◆ **Your instructions**: An exact copy of every entry below is required, and no picture may appear in it.

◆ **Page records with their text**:
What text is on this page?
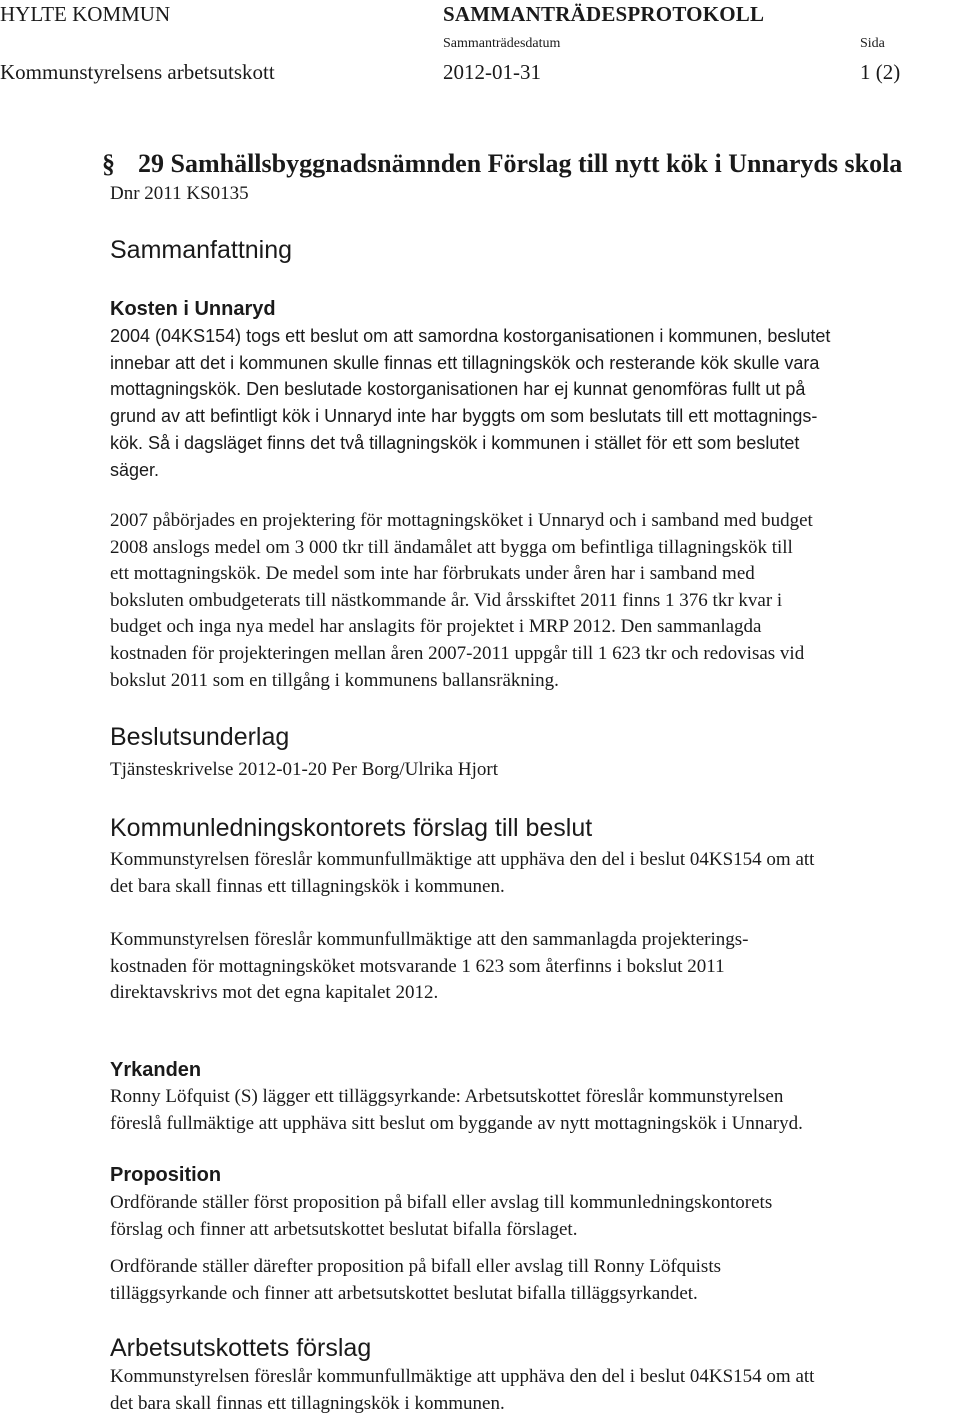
HYLTE KOMMUN	SAMMANTRÄDESPROTOKOLL
Sammanträdesdatum	Sida
Kommunstyrelsens arbetsutskott	2012-01-31	1 (2)
§ 29 Samhällsbyggnadsnämnden Förslag till nytt kök i Unnaryds skola
Dnr 2011 KS0135
Sammanfattning
Kosten i Unnaryd
2004 (04KS154) togs ett beslut om att samordna kostorganisationen i kommunen, beslutet
innebar att det i kommunen skulle finnas ett tillagningskök och resterande kök skulle vara
mottagningskök. Den beslutade kostorganisationen har ej kunnat genomföras fullt ut på
grund av att befintligt kök i Unnaryd inte har byggts om som beslutats till ett mottagnings-
kök. Så i dagsläget finns det två tillagningskök i kommunen i stället för ett som beslutet
säger.
2007 påbörjades en projektering för mottagningsköket i Unnaryd och i samband med budget
2008 anslogs medel om 3 000 tkr till ändamålet att bygga om befintliga tillagningskök till
ett mottagningskök. De medel som inte har förbrukats under åren har i samband med
boksluten ombudgeterats till nästkommande år. Vid årsskiftet 2011 finns 1 376 tkr kvar i
budget och inga nya medel har anslagits för projektet i MRP 2012. Den sammanlagda
kostnaden för projekteringen mellan åren 2007-2011 uppgår till 1 623 tkr och redovisas vid
bokslut 2011 som en tillgång i kommunens ballansräkning.
Beslutsunderlag
Tjänsteskrivelse 2012-01-20 Per Borg/Ulrika Hjort
Kommunledningskontorets förslag till beslut
Kommunstyrelsen föreslår kommunfullmäktige att upphäva den del i beslut 04KS154 om att
det bara skall finnas ett tillagningskök i kommunen.
Kommunstyrelsen föreslår kommunfullmäktige att den sammanlagda projekterings-
kostnaden för mottagningsköket motsvarande 1 623 som återfinns i bokslut 2011
direktavskrivs mot det egna kapitalet 2012.
Yrkanden
Ronny Löfquist (S) lägger ett tilläggsyrkande: Arbetsutskottet föreslår kommunstyrelsen
föreslå fullmäktige att upphäva sitt beslut om byggande av nytt mottagningskök i Unnaryd.
Proposition
Ordförande ställer först proposition på bifall eller avslag till kommunledningskontorets
förslag och finner att arbetsutskottet beslutat bifalla förslaget.
Ordförande ställer därefter proposition på bifall eller avslag till Ronny Löfquists
tilläggsyrkande och finner att arbetsutskottet beslutat bifalla tilläggsyrkandet.
Arbetsutskottets förslag
Kommunstyrelsen föreslår kommunfullmäktige att upphäva den del i beslut 04KS154 om att
det bara skall finnas ett tillagningskök i kommunen.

◆ **Finished exercise**:
What text is on this page?
HYLTE KOMMUN	SAMMANTRÄDESPROTOKOLL
Sammanträdesdatum	Sida
Kommunstyrelsens arbetsutskott	2012-01-31	1 (2)
§ 29 Samhällsbyggnadsnämnden Förslag till nytt kök i Unnaryds skola
Dnr 2011 KS0135
Sammanfattning
Kosten i Unnaryd
2004 (04KS154) togs ett beslut om att samordna kostorganisationen i kommunen, beslutet
innebar att det i kommunen skulle finnas ett tillagningskök och resterande kök skulle vara
mottagningskök. Den beslutade kostorganisationen har ej kunnat genomföras fullt ut på
grund av att befintligt kök i Unnaryd inte har byggts om som beslutats till ett mottagnings-
kök. Så i dagsläget finns det två tillagningskök i kommunen i stället för ett som beslutet
säger.
2007 påbörjades en projektering för mottagningsköket i Unnaryd och i samband med budget
2008 anslogs medel om 3 000 tkr till ändamålet att bygga om befintliga tillagningskök till
ett mottagningskök. De medel som inte har förbrukats under åren har i samband med
boksluten ombudgeterats till nästkommande år. Vid årsskiftet 2011 finns 1 376 tkr kvar i
budget och inga nya medel har anslagits för projektet i MRP 2012. Den sammanlagda
kostnaden för projekteringen mellan åren 2007-2011 uppgår till 1 623 tkr och redovisas vid
bokslut 2011 som en tillgång i kommunens ballansräkning.
Beslutsunderlag
Tjänsteskrivelse 2012-01-20 Per Borg/Ulrika Hjort
Kommunledningskontorets förslag till beslut
Kommunstyrelsen föreslår kommunfullmäktige att upphäva den del i beslut 04KS154 om att
det bara skall finnas ett tillagningskök i kommunen.
Kommunstyrelsen föreslår kommunfullmäktige att den sammanlagda projekterings-
kostnaden för mottagningsköket motsvarande 1 623 som återfinns i bokslut 2011
direktavskrivs mot det egna kapitalet 2012.
Yrkanden
Ronny Löfquist (S) lägger ett tilläggsyrkande: Arbetsutskottet föreslår kommunstyrelsen
föreslå fullmäktige att upphäva sitt beslut om byggande av nytt mottagningskök i Unnaryd.
Proposition
Ordförande ställer först proposition på bifall eller avslag till kommunledningskontorets
förslag och finner att arbetsutskottet beslutat bifalla förslaget.
Ordförande ställer därefter proposition på bifall eller avslag till Ronny Löfquists
tilläggsyrkande och finner att arbetsutskottet beslutat bifalla tilläggsyrkandet.
Arbetsutskottets förslag
Kommunstyrelsen föreslår kommunfullmäktige att upphäva den del i beslut 04KS154 om att
det bara skall finnas ett tillagningskök i kommunen.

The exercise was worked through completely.